» **GIVEN RECORDS**:
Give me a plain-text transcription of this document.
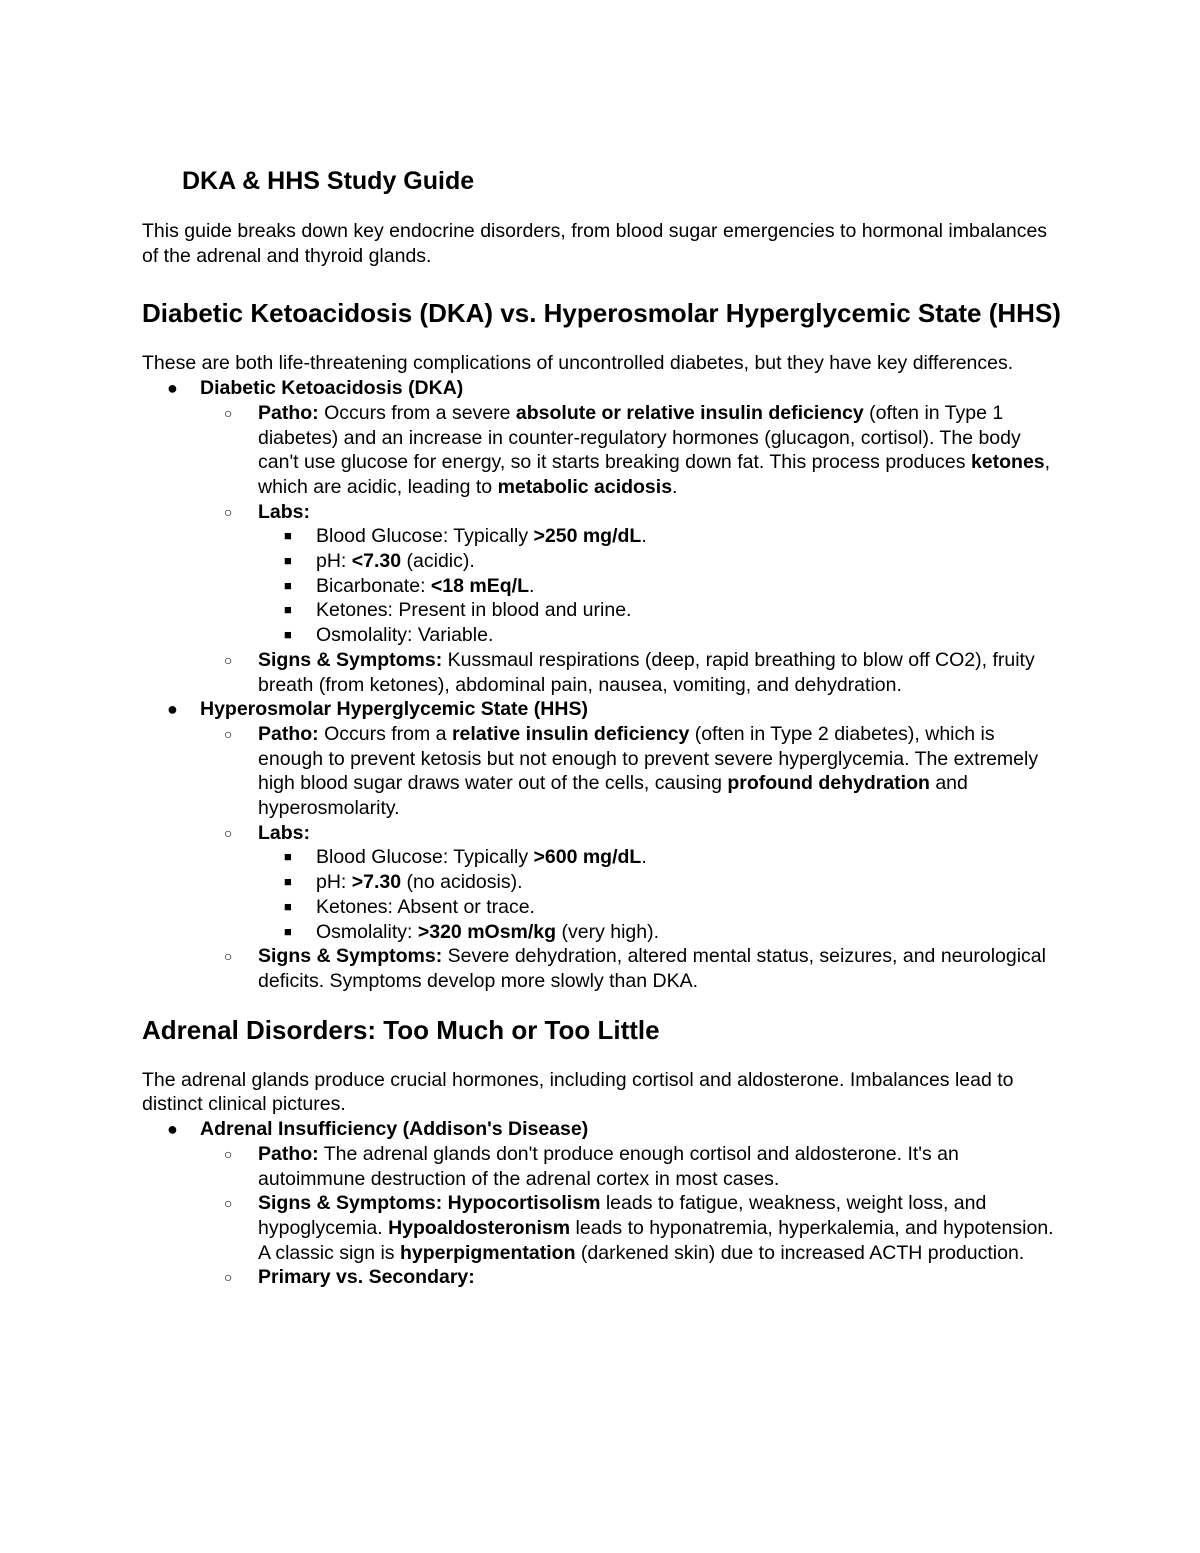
DKA & HHS Study Guide

This guide breaks down key endocrine disorders, from blood sugar emergencies to hormonal imbalances of the adrenal and thyroid glands.

Diabetic Ketoacidosis (DKA) vs. Hyperosmolar Hyperglycemic State (HHS)

These are both life-threatening complications of uncontrolled diabetes, but they have key differences.

● Diabetic Ketoacidosis (DKA)
○ Patho: Occurs from a severe absolute or relative insulin deficiency (often in Type 1 diabetes) and an increase in counter-regulatory hormones (glucagon, cortisol). The body can't use glucose for energy, so it starts breaking down fat. This process produces ketones, which are acidic, leading to metabolic acidosis.
○ Labs:
■ Blood Glucose: Typically >250 mg/dL.
■ pH: <7.30 (acidic).
■ Bicarbonate: <18 mEq/L.
■ Ketones: Present in blood and urine.
■ Osmolality: Variable.
○ Signs & Symptoms: Kussmaul respirations (deep, rapid breathing to blow off CO2), fruity breath (from ketones), abdominal pain, nausea, vomiting, and dehydration.
● Hyperosmolar Hyperglycemic State (HHS)
○ Patho: Occurs from a relative insulin deficiency (often in Type 2 diabetes), which is enough to prevent ketosis but not enough to prevent severe hyperglycemia. The extremely high blood sugar draws water out of the cells, causing profound dehydration and hyperosmolarity.
○ Labs:
■ Blood Glucose: Typically >600 mg/dL.
■ pH: >7.30 (no acidosis).
■ Ketones: Absent or trace.
■ Osmolality: >320 mOsm/kg (very high).
○ Signs & Symptoms: Severe dehydration, altered mental status, seizures, and neurological deficits. Symptoms develop more slowly than DKA.
Adrenal Disorders: Too Much or Too Little

The adrenal glands produce crucial hormones, including cortisol and aldosterone. Imbalances lead to distinct clinical pictures.

● Adrenal Insufficiency (Addison's Disease)
○ Patho: The adrenal glands don't produce enough cortisol and aldosterone. It's an autoimmune destruction of the adrenal cortex in most cases.
○ Signs & Symptoms: Hypocortisolism leads to fatigue, weakness, weight loss, and hypoglycemia. Hypoaldosteronism leads to hyponatremia, hyperkalemia, and hypotension. A classic sign is hyperpigmentation (darkened skin) due to increased ACTH production.
○ Primary vs. Secondary:
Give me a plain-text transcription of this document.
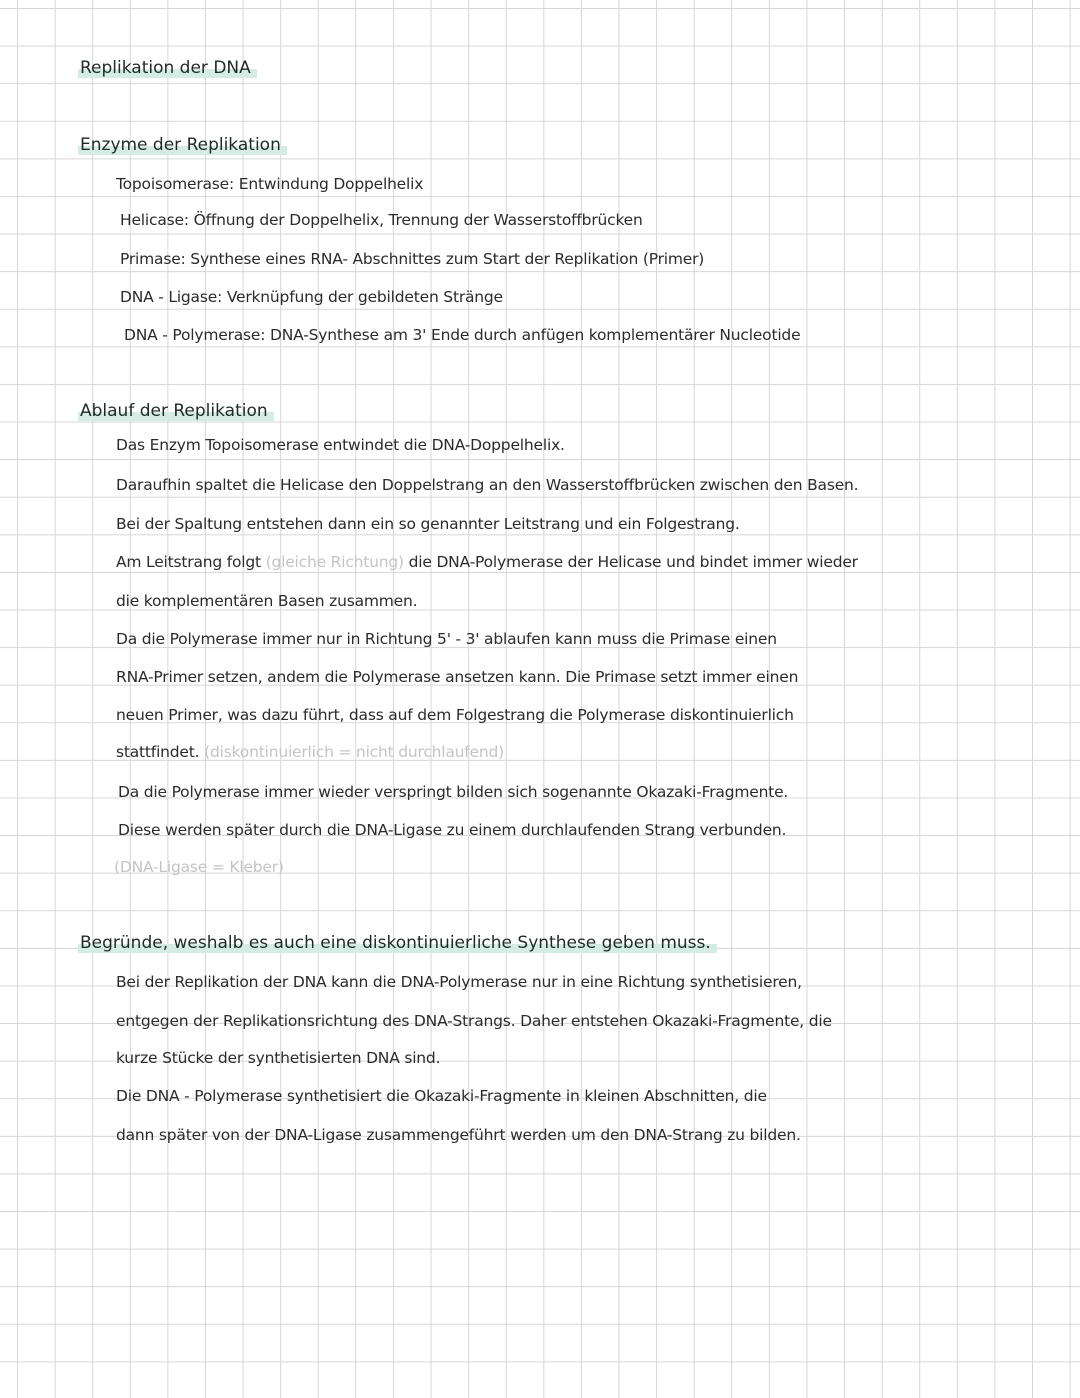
Replikation der DNA
Enzyme der Replikation
Topoisomerase: Entwindung Doppelhelix
Helicase: Öffnung der Doppelhelix, Trennung der Wasserstoffbrücken
Primase: Synthese eines RNA- Abschnittes zum Start der Replikation (Primer)
DNA - Ligase: Verknüpfung der gebildeten Stränge
DNA - Polymerase: DNA-Synthese am 3' Ende durch anfügen komplementärer Nucleotide
Ablauf der Replikation
Das Enzym Topoisomerase entwindet die DNA-Doppelhelix.
Daraufhin spaltet die Helicase den Doppelstrang an den Wasserstoffbrücken zwischen den Basen.
Bei der Spaltung entstehen dann ein so genannter Leitstrang und ein Folgestrang.
Am Leitstrang folgt (gleiche Richtung) die DNA-Polymerase der Helicase und bindet immer wieder
die komplementären Basen zusammen.
Da die Polymerase immer nur in Richtung 5' - 3' ablaufen kann muss die Primase einen
RNA-Primer setzen, andem die Polymerase ansetzen kann. Die Primase setzt immer einen
neuen Primer, was dazu führt, dass auf dem Folgestrang die Polymerase diskontinuierlich
stattfindet. (diskontinuierlich = nicht durchlaufend)
Da die Polymerase immer wieder verspringt bilden sich sogenannte Okazaki-Fragmente.
Diese werden später durch die DNA-Ligase zu einem durchlaufenden Strang verbunden.
(DNA-Ligase = Kleber)
Begründe, weshalb es auch eine diskontinuierliche Synthese geben muss.
Bei der Replikation der DNA kann die DNA-Polymerase nur in eine Richtung synthetisieren,
entgegen der Replikationsrichtung des DNA-Strangs. Daher entstehen Okazaki-Fragmente, die
kurze Stücke der synthetisierten DNA sind.
Die DNA - Polymerase synthetisiert die Okazaki-Fragmente in kleinen Abschnitten, die
dann später von der DNA-Ligase zusammengeführt werden um den DNA-Strang zu bilden.
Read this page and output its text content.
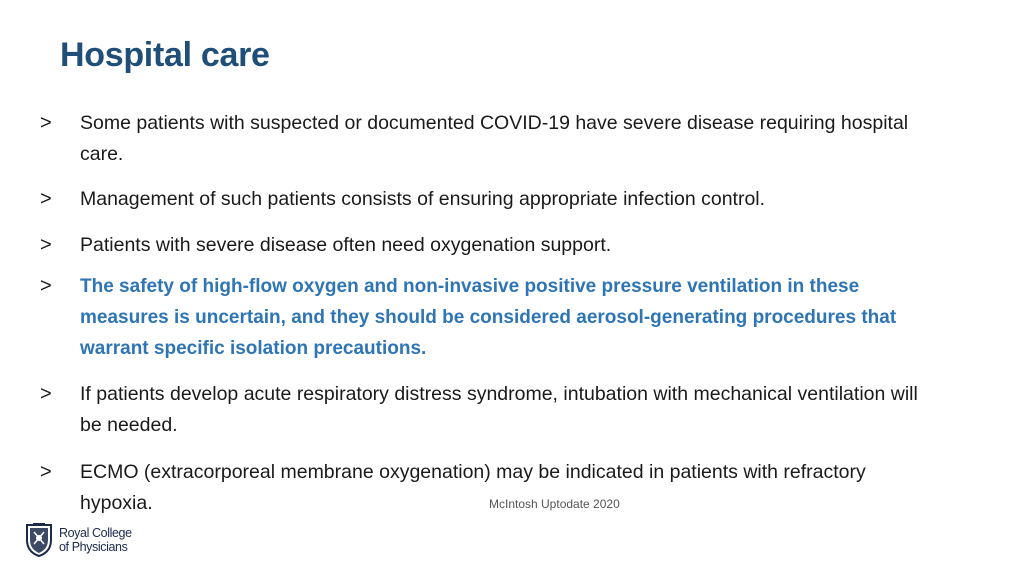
Hospital care
> Some patients with suspected or documented COVID-19 have severe disease requiring hospital care.
> Management of such patients consists of ensuring appropriate infection control.
> Patients with severe disease often need oxygenation support.
> The safety of high-flow oxygen and non-invasive positive pressure ventilation in these measures is uncertain, and they should be considered aerosol-generating procedures that warrant specific isolation precautions.
> If patients develop acute respiratory distress syndrome, intubation with mechanical ventilation will be needed.
> ECMO (extracorporeal membrane oxygenation) may be indicated in patients with refractory hypoxia.	McIntosh Uptodate 2020
Royal College
of Physicians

» **WHAT IS BEING ASKED**:
Pull every line containing "Typically" from the data.

» **OUTPUT OF THE TASK**:
■ Blood Glucose: Typically >250 mg/dL.
■ Blood Glucose: Typically >600 mg/dL.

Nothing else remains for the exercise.